## EXTRACTED ENTRIES
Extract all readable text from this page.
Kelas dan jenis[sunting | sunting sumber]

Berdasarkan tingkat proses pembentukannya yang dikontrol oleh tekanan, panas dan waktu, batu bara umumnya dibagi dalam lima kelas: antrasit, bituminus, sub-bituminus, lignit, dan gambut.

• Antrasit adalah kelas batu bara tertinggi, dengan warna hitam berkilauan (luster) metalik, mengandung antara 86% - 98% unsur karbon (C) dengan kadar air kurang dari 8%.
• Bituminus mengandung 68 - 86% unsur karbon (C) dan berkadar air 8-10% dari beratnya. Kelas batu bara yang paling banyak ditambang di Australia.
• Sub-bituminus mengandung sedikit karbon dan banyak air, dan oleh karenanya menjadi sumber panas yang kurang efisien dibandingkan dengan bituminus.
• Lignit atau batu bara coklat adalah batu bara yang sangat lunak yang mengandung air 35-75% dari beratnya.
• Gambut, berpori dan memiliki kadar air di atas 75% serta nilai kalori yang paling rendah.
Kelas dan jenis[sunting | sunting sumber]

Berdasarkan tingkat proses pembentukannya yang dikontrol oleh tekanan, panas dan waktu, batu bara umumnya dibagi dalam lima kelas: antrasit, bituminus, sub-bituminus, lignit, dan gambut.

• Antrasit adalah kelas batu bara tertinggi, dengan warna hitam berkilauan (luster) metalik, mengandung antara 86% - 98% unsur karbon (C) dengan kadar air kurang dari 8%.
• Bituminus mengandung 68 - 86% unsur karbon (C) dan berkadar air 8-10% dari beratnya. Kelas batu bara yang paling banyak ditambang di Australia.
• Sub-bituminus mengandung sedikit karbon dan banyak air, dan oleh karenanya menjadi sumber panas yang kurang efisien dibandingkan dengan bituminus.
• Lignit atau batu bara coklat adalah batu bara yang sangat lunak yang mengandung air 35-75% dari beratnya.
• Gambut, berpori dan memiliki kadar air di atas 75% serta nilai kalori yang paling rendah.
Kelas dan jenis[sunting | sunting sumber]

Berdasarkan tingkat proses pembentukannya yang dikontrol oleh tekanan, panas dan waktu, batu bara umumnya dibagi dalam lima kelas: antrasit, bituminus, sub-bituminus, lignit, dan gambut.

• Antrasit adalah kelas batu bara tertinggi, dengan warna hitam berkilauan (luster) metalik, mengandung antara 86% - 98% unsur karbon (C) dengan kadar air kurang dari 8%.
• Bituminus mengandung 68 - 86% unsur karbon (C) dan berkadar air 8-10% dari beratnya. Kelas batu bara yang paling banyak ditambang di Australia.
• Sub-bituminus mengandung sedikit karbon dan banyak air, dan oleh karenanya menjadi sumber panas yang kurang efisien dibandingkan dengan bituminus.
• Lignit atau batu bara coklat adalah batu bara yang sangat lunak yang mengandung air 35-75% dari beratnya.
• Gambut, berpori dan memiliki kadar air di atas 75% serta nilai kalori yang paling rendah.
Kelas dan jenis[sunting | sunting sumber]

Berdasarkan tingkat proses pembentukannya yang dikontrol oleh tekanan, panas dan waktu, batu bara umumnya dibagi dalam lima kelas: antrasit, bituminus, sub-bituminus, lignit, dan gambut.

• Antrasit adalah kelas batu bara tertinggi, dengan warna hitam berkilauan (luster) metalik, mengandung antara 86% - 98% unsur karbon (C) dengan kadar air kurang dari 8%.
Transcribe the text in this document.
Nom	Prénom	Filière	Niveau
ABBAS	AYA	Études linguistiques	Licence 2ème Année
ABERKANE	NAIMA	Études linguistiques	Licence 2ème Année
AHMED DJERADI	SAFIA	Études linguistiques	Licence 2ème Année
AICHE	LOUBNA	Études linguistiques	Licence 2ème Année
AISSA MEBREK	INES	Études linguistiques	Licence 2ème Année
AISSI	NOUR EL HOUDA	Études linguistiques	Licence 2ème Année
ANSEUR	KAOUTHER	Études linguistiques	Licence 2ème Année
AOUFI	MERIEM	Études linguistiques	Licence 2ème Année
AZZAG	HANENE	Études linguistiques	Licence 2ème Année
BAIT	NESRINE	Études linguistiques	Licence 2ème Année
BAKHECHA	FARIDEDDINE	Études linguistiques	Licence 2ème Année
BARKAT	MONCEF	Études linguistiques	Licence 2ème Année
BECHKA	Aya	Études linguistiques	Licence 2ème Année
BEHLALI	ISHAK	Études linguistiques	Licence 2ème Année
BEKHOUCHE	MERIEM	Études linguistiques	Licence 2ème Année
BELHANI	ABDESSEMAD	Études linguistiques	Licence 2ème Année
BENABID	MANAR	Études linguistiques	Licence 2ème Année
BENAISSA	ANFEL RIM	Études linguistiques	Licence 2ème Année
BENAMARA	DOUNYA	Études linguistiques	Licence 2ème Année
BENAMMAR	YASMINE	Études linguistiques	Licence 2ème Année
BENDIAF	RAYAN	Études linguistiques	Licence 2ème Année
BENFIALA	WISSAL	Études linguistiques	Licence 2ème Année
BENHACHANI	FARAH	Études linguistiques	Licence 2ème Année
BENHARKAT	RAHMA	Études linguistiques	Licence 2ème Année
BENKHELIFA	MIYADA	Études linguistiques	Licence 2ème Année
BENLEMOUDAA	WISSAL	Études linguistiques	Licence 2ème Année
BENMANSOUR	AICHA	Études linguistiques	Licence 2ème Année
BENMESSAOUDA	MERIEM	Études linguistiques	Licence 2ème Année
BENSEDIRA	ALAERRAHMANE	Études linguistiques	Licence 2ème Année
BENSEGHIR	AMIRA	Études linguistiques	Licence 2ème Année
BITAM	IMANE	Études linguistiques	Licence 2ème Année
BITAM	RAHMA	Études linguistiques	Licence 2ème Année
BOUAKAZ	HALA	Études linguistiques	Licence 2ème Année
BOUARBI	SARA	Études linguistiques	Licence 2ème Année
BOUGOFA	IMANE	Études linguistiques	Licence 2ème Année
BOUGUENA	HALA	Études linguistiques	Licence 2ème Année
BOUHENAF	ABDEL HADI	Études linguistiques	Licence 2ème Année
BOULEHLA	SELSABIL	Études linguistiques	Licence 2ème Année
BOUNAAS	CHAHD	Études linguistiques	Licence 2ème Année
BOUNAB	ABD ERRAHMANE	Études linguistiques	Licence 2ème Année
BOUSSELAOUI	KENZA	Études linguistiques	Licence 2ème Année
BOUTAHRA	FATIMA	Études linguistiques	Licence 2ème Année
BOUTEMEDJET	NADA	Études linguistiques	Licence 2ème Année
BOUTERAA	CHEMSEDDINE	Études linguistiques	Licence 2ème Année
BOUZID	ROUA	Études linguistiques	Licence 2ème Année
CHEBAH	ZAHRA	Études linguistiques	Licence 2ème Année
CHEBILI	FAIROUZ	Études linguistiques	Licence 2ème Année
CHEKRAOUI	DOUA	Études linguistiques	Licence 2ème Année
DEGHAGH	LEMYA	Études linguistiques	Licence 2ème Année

## DIRECTION
Every record shown above should be written out again exactly.

## ANSWER TO THIS EXERCISE
Extract all readable text from this page.
Kelas dan jenis[sunting | sunting sumber]

Berdasarkan tingkat proses pembentukannya yang dikontrol oleh tekanan, panas dan waktu, batu bara umumnya dibagi dalam lima kelas: antrasit, bituminus, sub-bituminus, lignit, dan gambut.

• Antrasit adalah kelas batu bara tertinggi, dengan warna hitam berkilauan (luster) metalik, mengandung antara 86% - 98% unsur karbon (C) dengan kadar air kurang dari 8%.
• Bituminus mengandung 68 - 86% unsur karbon (C) dan berkadar air 8-10% dari beratnya. Kelas batu bara yang paling banyak ditambang di Australia.
• Sub-bituminus mengandung sedikit karbon dan banyak air, dan oleh karenanya menjadi sumber panas yang kurang efisien dibandingkan dengan bituminus.
• Lignit atau batu bara coklat adalah batu bara yang sangat lunak yang mengandung air 35-75% dari beratnya.
• Gambut, berpori dan memiliki kadar air di atas 75% serta nilai kalori yang paling rendah.
Kelas dan jenis[sunting | sunting sumber]

Berdasarkan tingkat proses pembentukannya yang dikontrol oleh tekanan, panas dan waktu, batu bara umumnya dibagi dalam lima kelas: antrasit, bituminus, sub-bituminus, lignit, dan gambut.

• Antrasit adalah kelas batu bara tertinggi, dengan warna hitam berkilauan (luster) metalik, mengandung antara 86% - 98% unsur karbon (C) dengan kadar air kurang dari 8%.
• Bituminus mengandung 68 - 86% unsur karbon (C) dan berkadar air 8-10% dari beratnya. Kelas batu bara yang paling banyak ditambang di Australia.
• Sub-bituminus mengandung sedikit karbon dan banyak air, dan oleh karenanya menjadi sumber panas yang kurang efisien dibandingkan dengan bituminus.
• Lignit atau batu bara coklat adalah batu bara yang sangat lunak yang mengandung air 35-75% dari beratnya.
• Gambut, berpori dan memiliki kadar air di atas 75% serta nilai kalori yang paling rendah.
Kelas dan jenis[sunting | sunting sumber]

Berdasarkan tingkat proses pembentukannya yang dikontrol oleh tekanan, panas dan waktu, batu bara umumnya dibagi dalam lima kelas: antrasit, bituminus, sub-bituminus, lignit, dan gambut.

• Antrasit adalah kelas batu bara tertinggi, dengan warna hitam berkilauan (luster) metalik, mengandung antara 86% - 98% unsur karbon (C) dengan kadar air kurang dari 8%.
• Bituminus mengandung 68 - 86% unsur karbon (C) dan berkadar air 8-10% dari beratnya. Kelas batu bara yang paling banyak ditambang di Australia.
• Sub-bituminus mengandung sedikit karbon dan banyak air, dan oleh karenanya menjadi sumber panas yang kurang efisien dibandingkan dengan bituminus.
• Lignit atau batu bara coklat adalah batu bara yang sangat lunak yang mengandung air 35-75% dari beratnya.
• Gambut, berpori dan memiliki kadar air di atas 75% serta nilai kalori yang paling rendah.
Kelas dan jenis[sunting | sunting sumber]

Berdasarkan tingkat proses pembentukannya yang dikontrol oleh tekanan, panas dan waktu, batu bara umumnya dibagi dalam lima kelas: antrasit, bituminus, sub-bituminus, lignit, dan gambut.

• Antrasit adalah kelas batu bara tertinggi, dengan warna hitam berkilauan (luster) metalik, mengandung antara 86% - 98% unsur karbon (C) dengan kadar air kurang dari 8%.
Transcribe the text in this document.
Nom	Prénom	Filière	Niveau
ABBAS	AYA	Études linguistiques	Licence 2ème Année
ABERKANE	NAIMA	Études linguistiques	Licence 2ème Année
AHMED DJERADI	SAFIA	Études linguistiques	Licence 2ème Année
AICHE	LOUBNA	Études linguistiques	Licence 2ème Année
AISSA MEBREK	INES	Études linguistiques	Licence 2ème Année
AISSI	NOUR EL HOUDA	Études linguistiques	Licence 2ème Année
ANSEUR	KAOUTHER	Études linguistiques	Licence 2ème Année
AOUFI	MERIEM	Études linguistiques	Licence 2ème Année
AZZAG	HANENE	Études linguistiques	Licence 2ème Année
BAIT	NESRINE	Études linguistiques	Licence 2ème Année
BAKHECHA	FARIDEDDINE	Études linguistiques	Licence 2ème Année
BARKAT	MONCEF	Études linguistiques	Licence 2ème Année
BECHKA	Aya	Études linguistiques	Licence 2ème Année
BEHLALI	ISHAK	Études linguistiques	Licence 2ème Année
BEKHOUCHE	MERIEM	Études linguistiques	Licence 2ème Année
BELHANI	ABDESSEMAD	Études linguistiques	Licence 2ème Année
BENABID	MANAR	Études linguistiques	Licence 2ème Année
BENAISSA	ANFEL RIM	Études linguistiques	Licence 2ème Année
BENAMARA	DOUNYA	Études linguistiques	Licence 2ème Année
BENAMMAR	YASMINE	Études linguistiques	Licence 2ème Année
BENDIAF	RAYAN	Études linguistiques	Licence 2ème Année
BENFIALA	WISSAL	Études linguistiques	Licence 2ème Année
BENHACHANI	FARAH	Études linguistiques	Licence 2ème Année
BENHARKAT	RAHMA	Études linguistiques	Licence 2ème Année
BENKHELIFA	MIYADA	Études linguistiques	Licence 2ème Année
BENLEMOUDAA	WISSAL	Études linguistiques	Licence 2ème Année
BENMANSOUR	AICHA	Études linguistiques	Licence 2ème Année
BENMESSAOUDA	MERIEM	Études linguistiques	Licence 2ème Année
BENSEDIRA	ALAERRAHMANE	Études linguistiques	Licence 2ème Année
BENSEGHIR	AMIRA	Études linguistiques	Licence 2ème Année
BITAM	IMANE	Études linguistiques	Licence 2ème Année
BITAM	RAHMA	Études linguistiques	Licence 2ème Année
BOUAKAZ	HALA	Études linguistiques	Licence 2ème Année
BOUARBI	SARA	Études linguistiques	Licence 2ème Année
BOUGOFA	IMANE	Études linguistiques	Licence 2ème Année
BOUGUENA	HALA	Études linguistiques	Licence 2ème Année
BOUHENAF	ABDEL HADI	Études linguistiques	Licence 2ème Année
BOULEHLA	SELSABIL	Études linguistiques	Licence 2ème Année
BOUNAAS	CHAHD	Études linguistiques	Licence 2ème Année
BOUNAB	ABD ERRAHMANE	Études linguistiques	Licence 2ème Année
BOUSSELAOUI	KENZA	Études linguistiques	Licence 2ème Année
BOUTAHRA	FATIMA	Études linguistiques	Licence 2ème Année
BOUTEMEDJET	NADA	Études linguistiques	Licence 2ème Année
BOUTERAA	CHEMSEDDINE	Études linguistiques	Licence 2ème Année
BOUZID	ROUA	Études linguistiques	Licence 2ème Année
CHEBAH	ZAHRA	Études linguistiques	Licence 2ème Année
CHEBILI	FAIROUZ	Études linguistiques	Licence 2ème Année
CHEKRAOUI	DOUA	Études linguistiques	Licence 2ème Année
DEGHAGH	LEMYA	Études linguistiques	Licence 2ème Année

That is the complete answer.